* **DATA**

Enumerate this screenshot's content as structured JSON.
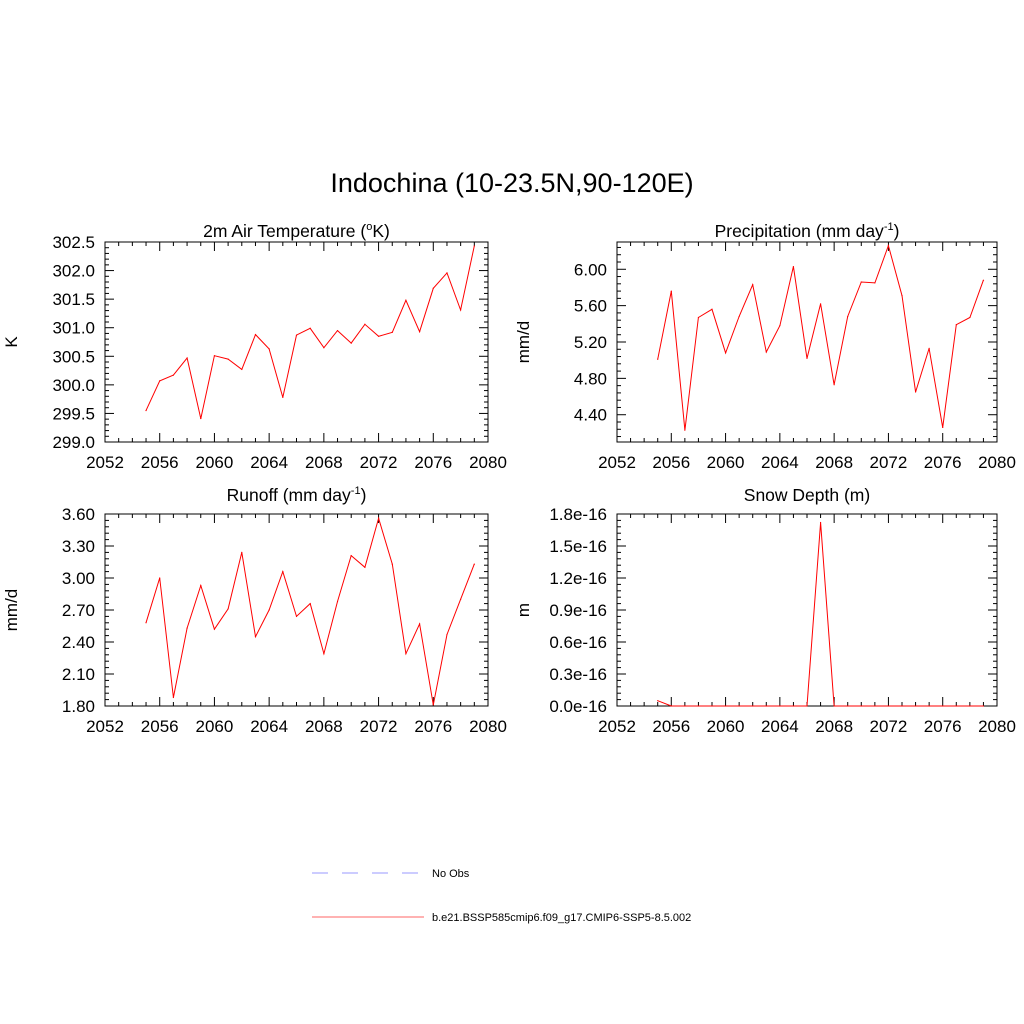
{
  "figure": {
    "title": "Indochina (10-23.5N,90-120E)"
  },
  "chart_data": [
    {
      "type": "line",
      "title": "2m Air Temperature (",
      "title_sup": "o",
      "title_suffix": "K)",
      "ylabel": "K",
      "xlim": [
        2052,
        2080
      ],
      "ylim": [
        299.0,
        302.5
      ],
      "x_ticks": [
        2052,
        2056,
        2060,
        2064,
        2068,
        2072,
        2076,
        2080
      ],
      "x_tick_labels": [
        "2052",
        "2056",
        "2060",
        "2064",
        "2068",
        "2072",
        "2076",
        "2080"
      ],
      "y_ticks": [
        299.0,
        299.5,
        300.0,
        300.5,
        301.0,
        301.5,
        302.0,
        302.5
      ],
      "y_tick_labels": [
        "299.0",
        "299.5",
        "300.0",
        "300.5",
        "301.0",
        "301.5",
        "302.0",
        "302.5"
      ],
      "series": [
        {
          "color": "#ff0000",
          "x": [
            2055,
            2056,
            2057,
            2058,
            2059,
            2060,
            2061,
            2062,
            2063,
            2064,
            2065,
            2066,
            2067,
            2068,
            2069,
            2070,
            2071,
            2072,
            2073,
            2074,
            2075,
            2076,
            2077,
            2078,
            2079
          ],
          "y": [
            299.55,
            300.07,
            300.17,
            300.47,
            299.41,
            300.51,
            300.45,
            300.27,
            300.88,
            300.63,
            299.78,
            300.87,
            300.99,
            300.65,
            300.95,
            300.73,
            301.06,
            300.85,
            300.92,
            301.48,
            300.93,
            301.69,
            301.96,
            301.31,
            302.43
          ]
        }
      ]
    },
    {
      "type": "line",
      "title": "Precipitation (mm day",
      "title_sup": "-1",
      "title_suffix": ")",
      "ylabel": "mm/d",
      "xlim": [
        2052,
        2080
      ],
      "ylim": [
        4.1,
        6.3
      ],
      "x_ticks": [
        2052,
        2056,
        2060,
        2064,
        2068,
        2072,
        2076,
        2080
      ],
      "x_tick_labels": [
        "2052",
        "2056",
        "2060",
        "2064",
        "2068",
        "2072",
        "2076",
        "2080"
      ],
      "y_ticks": [
        4.4,
        4.8,
        5.2,
        5.6,
        6.0
      ],
      "y_tick_labels": [
        "4.40",
        "4.80",
        "5.20",
        "5.60",
        "6.00"
      ],
      "series": [
        {
          "color": "#ff0000",
          "x": [
            2055,
            2056,
            2057,
            2058,
            2059,
            2060,
            2061,
            2062,
            2063,
            2064,
            2065,
            2066,
            2067,
            2068,
            2069,
            2070,
            2071,
            2072,
            2073,
            2074,
            2075,
            2076,
            2077,
            2078,
            2079
          ],
          "y": [
            5.01,
            5.76,
            4.23,
            5.47,
            5.56,
            5.08,
            5.48,
            5.83,
            5.09,
            5.38,
            6.03,
            5.02,
            5.62,
            4.73,
            5.48,
            5.86,
            5.85,
            6.26,
            5.71,
            4.65,
            5.13,
            4.26,
            5.39,
            5.47,
            5.88
          ]
        }
      ]
    },
    {
      "type": "line",
      "title": "Runoff (mm day",
      "title_sup": "-1",
      "title_suffix": ")",
      "ylabel": "mm/d",
      "xlim": [
        2052,
        2080
      ],
      "ylim": [
        1.8,
        3.6
      ],
      "x_ticks": [
        2052,
        2056,
        2060,
        2064,
        2068,
        2072,
        2076,
        2080
      ],
      "x_tick_labels": [
        "2052",
        "2056",
        "2060",
        "2064",
        "2068",
        "2072",
        "2076",
        "2080"
      ],
      "y_ticks": [
        1.8,
        2.1,
        2.4,
        2.7,
        3.0,
        3.3,
        3.6
      ],
      "y_tick_labels": [
        "1.80",
        "2.10",
        "2.40",
        "2.70",
        "3.00",
        "3.30",
        "3.60"
      ],
      "series": [
        {
          "color": "#ff0000",
          "x": [
            2055,
            2056,
            2057,
            2058,
            2059,
            2060,
            2061,
            2062,
            2063,
            2064,
            2065,
            2066,
            2067,
            2068,
            2069,
            2070,
            2071,
            2072,
            2073,
            2074,
            2075,
            2076,
            2077,
            2078,
            2079
          ],
          "y": [
            2.58,
            3.0,
            1.88,
            2.53,
            2.93,
            2.52,
            2.71,
            3.24,
            2.45,
            2.7,
            3.06,
            2.64,
            2.76,
            2.29,
            2.78,
            3.21,
            3.1,
            3.56,
            3.13,
            2.29,
            2.57,
            1.81,
            2.47,
            2.8,
            3.13
          ]
        }
      ]
    },
    {
      "type": "line",
      "title": "Snow Depth (m)",
      "title_sup": "",
      "title_suffix": "",
      "ylabel": "m",
      "xlim": [
        2052,
        2080
      ],
      "ylim": [
        0,
        1.8e-16
      ],
      "x_ticks": [
        2052,
        2056,
        2060,
        2064,
        2068,
        2072,
        2076,
        2080
      ],
      "x_tick_labels": [
        "2052",
        "2056",
        "2060",
        "2064",
        "2068",
        "2072",
        "2076",
        "2080"
      ],
      "y_ticks": [
        0,
        3e-17,
        6e-17,
        9e-17,
        1.2e-16,
        1.5e-16,
        1.8e-16
      ],
      "y_tick_labels": [
        "0.0e-16",
        "0.3e-16",
        "0.6e-16",
        "0.9e-16",
        "1.2e-16",
        "1.5e-16",
        "1.8e-16"
      ],
      "series": [
        {
          "color": "#ff0000",
          "x": [
            2055,
            2056,
            2057,
            2058,
            2059,
            2060,
            2061,
            2062,
            2063,
            2064,
            2065,
            2066,
            2067,
            2068,
            2069,
            2070,
            2071,
            2072,
            2073,
            2074,
            2075,
            2076,
            2077,
            2078,
            2079
          ],
          "y": [
            5e-18,
            0.0,
            0.0,
            0.0,
            0.0,
            0.0,
            0.0,
            0.0,
            0.0,
            0.0,
            0.0,
            0.0,
            1.72e-16,
            0.0,
            0.0,
            0.0,
            0.0,
            0.0,
            0.0,
            0.0,
            0.0,
            0.0,
            0.0,
            0.0,
            0.0
          ]
        }
      ]
    }
  ],
  "legend": [
    {
      "label": "No Obs",
      "color": "#9999ff",
      "style": "dashed"
    },
    {
      "label": "b.e21.BSSP585cmip6.f09_g17.CMIP6-SSP5-8.5.002",
      "color": "#ff6666",
      "style": "solid"
    }
  ]
}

* **STATED PROBLEM**
Restate the records word for word, omitting images.

* **WRITTEN ANSWER**
Enumerate this screenshot's content as structured JSON.
{
  "figure": {
    "title": "Indochina (10-23.5N,90-120E)"
  },
  "chart_data": [
    {
      "type": "line",
      "title": "2m Air Temperature (",
      "title_sup": "o",
      "title_suffix": "K)",
      "ylabel": "K",
      "xlim": [
        2052,
        2080
      ],
      "ylim": [
        299.0,
        302.5
      ],
      "x_ticks": [
        2052,
        2056,
        2060,
        2064,
        2068,
        2072,
        2076,
        2080
      ],
      "x_tick_labels": [
        "2052",
        "2056",
        "2060",
        "2064",
        "2068",
        "2072",
        "2076",
        "2080"
      ],
      "y_ticks": [
        299.0,
        299.5,
        300.0,
        300.5,
        301.0,
        301.5,
        302.0,
        302.5
      ],
      "y_tick_labels": [
        "299.0",
        "299.5",
        "300.0",
        "300.5",
        "301.0",
        "301.5",
        "302.0",
        "302.5"
      ],
      "series": [
        {
          "color": "#ff0000",
          "x": [
            2055,
            2056,
            2057,
            2058,
            2059,
            2060,
            2061,
            2062,
            2063,
            2064,
            2065,
            2066,
            2067,
            2068,
            2069,
            2070,
            2071,
            2072,
            2073,
            2074,
            2075,
            2076,
            2077,
            2078,
            2079
          ],
          "y": [
            299.55,
            300.07,
            300.17,
            300.47,
            299.41,
            300.51,
            300.45,
            300.27,
            300.88,
            300.63,
            299.78,
            300.87,
            300.99,
            300.65,
            300.95,
            300.73,
            301.06,
            300.85,
            300.92,
            301.48,
            300.93,
            301.69,
            301.96,
            301.31,
            302.43
          ]
        }
      ]
    },
    {
      "type": "line",
      "title": "Precipitation (mm day",
      "title_sup": "-1",
      "title_suffix": ")",
      "ylabel": "mm/d",
      "xlim": [
        2052,
        2080
      ],
      "ylim": [
        4.1,
        6.3
      ],
      "x_ticks": [
        2052,
        2056,
        2060,
        2064,
        2068,
        2072,
        2076,
        2080
      ],
      "x_tick_labels": [
        "2052",
        "2056",
        "2060",
        "2064",
        "2068",
        "2072",
        "2076",
        "2080"
      ],
      "y_ticks": [
        4.4,
        4.8,
        5.2,
        5.6,
        6.0
      ],
      "y_tick_labels": [
        "4.40",
        "4.80",
        "5.20",
        "5.60",
        "6.00"
      ],
      "series": [
        {
          "color": "#ff0000",
          "x": [
            2055,
            2056,
            2057,
            2058,
            2059,
            2060,
            2061,
            2062,
            2063,
            2064,
            2065,
            2066,
            2067,
            2068,
            2069,
            2070,
            2071,
            2072,
            2073,
            2074,
            2075,
            2076,
            2077,
            2078,
            2079
          ],
          "y": [
            5.01,
            5.76,
            4.23,
            5.47,
            5.56,
            5.08,
            5.48,
            5.83,
            5.09,
            5.38,
            6.03,
            5.02,
            5.62,
            4.73,
            5.48,
            5.86,
            5.85,
            6.26,
            5.71,
            4.65,
            5.13,
            4.26,
            5.39,
            5.47,
            5.88
          ]
        }
      ]
    },
    {
      "type": "line",
      "title": "Runoff (mm day",
      "title_sup": "-1",
      "title_suffix": ")",
      "ylabel": "mm/d",
      "xlim": [
        2052,
        2080
      ],
      "ylim": [
        1.8,
        3.6
      ],
      "x_ticks": [
        2052,
        2056,
        2060,
        2064,
        2068,
        2072,
        2076,
        2080
      ],
      "x_tick_labels": [
        "2052",
        "2056",
        "2060",
        "2064",
        "2068",
        "2072",
        "2076",
        "2080"
      ],
      "y_ticks": [
        1.8,
        2.1,
        2.4,
        2.7,
        3.0,
        3.3,
        3.6
      ],
      "y_tick_labels": [
        "1.80",
        "2.10",
        "2.40",
        "2.70",
        "3.00",
        "3.30",
        "3.60"
      ],
      "series": [
        {
          "color": "#ff0000",
          "x": [
            2055,
            2056,
            2057,
            2058,
            2059,
            2060,
            2061,
            2062,
            2063,
            2064,
            2065,
            2066,
            2067,
            2068,
            2069,
            2070,
            2071,
            2072,
            2073,
            2074,
            2075,
            2076,
            2077,
            2078,
            2079
          ],
          "y": [
            2.58,
            3.0,
            1.88,
            2.53,
            2.93,
            2.52,
            2.71,
            3.24,
            2.45,
            2.7,
            3.06,
            2.64,
            2.76,
            2.29,
            2.78,
            3.21,
            3.1,
            3.56,
            3.13,
            2.29,
            2.57,
            1.81,
            2.47,
            2.8,
            3.13
          ]
        }
      ]
    },
    {
      "type": "line",
      "title": "Snow Depth (m)",
      "title_sup": "",
      "title_suffix": "",
      "ylabel": "m",
      "xlim": [
        2052,
        2080
      ],
      "ylim": [
        0,
        1.8e-16
      ],
      "x_ticks": [
        2052,
        2056,
        2060,
        2064,
        2068,
        2072,
        2076,
        2080
      ],
      "x_tick_labels": [
        "2052",
        "2056",
        "2060",
        "2064",
        "2068",
        "2072",
        "2076",
        "2080"
      ],
      "y_ticks": [
        0,
        3e-17,
        6e-17,
        9e-17,
        1.2e-16,
        1.5e-16,
        1.8e-16
      ],
      "y_tick_labels": [
        "0.0e-16",
        "0.3e-16",
        "0.6e-16",
        "0.9e-16",
        "1.2e-16",
        "1.5e-16",
        "1.8e-16"
      ],
      "series": [
        {
          "color": "#ff0000",
          "x": [
            2055,
            2056,
            2057,
            2058,
            2059,
            2060,
            2061,
            2062,
            2063,
            2064,
            2065,
            2066,
            2067,
            2068,
            2069,
            2070,
            2071,
            2072,
            2073,
            2074,
            2075,
            2076,
            2077,
            2078,
            2079
          ],
          "y": [
            5e-18,
            0.0,
            0.0,
            0.0,
            0.0,
            0.0,
            0.0,
            0.0,
            0.0,
            0.0,
            0.0,
            0.0,
            1.72e-16,
            0.0,
            0.0,
            0.0,
            0.0,
            0.0,
            0.0,
            0.0,
            0.0,
            0.0,
            0.0,
            0.0,
            0.0
          ]
        }
      ]
    }
  ],
  "legend": [
    {
      "label": "No Obs",
      "color": "#9999ff",
      "style": "dashed"
    },
    {
      "label": "b.e21.BSSP585cmip6.f09_g17.CMIP6-SSP5-8.5.002",
      "color": "#ff6666",
      "style": "solid"
    }
  ]
}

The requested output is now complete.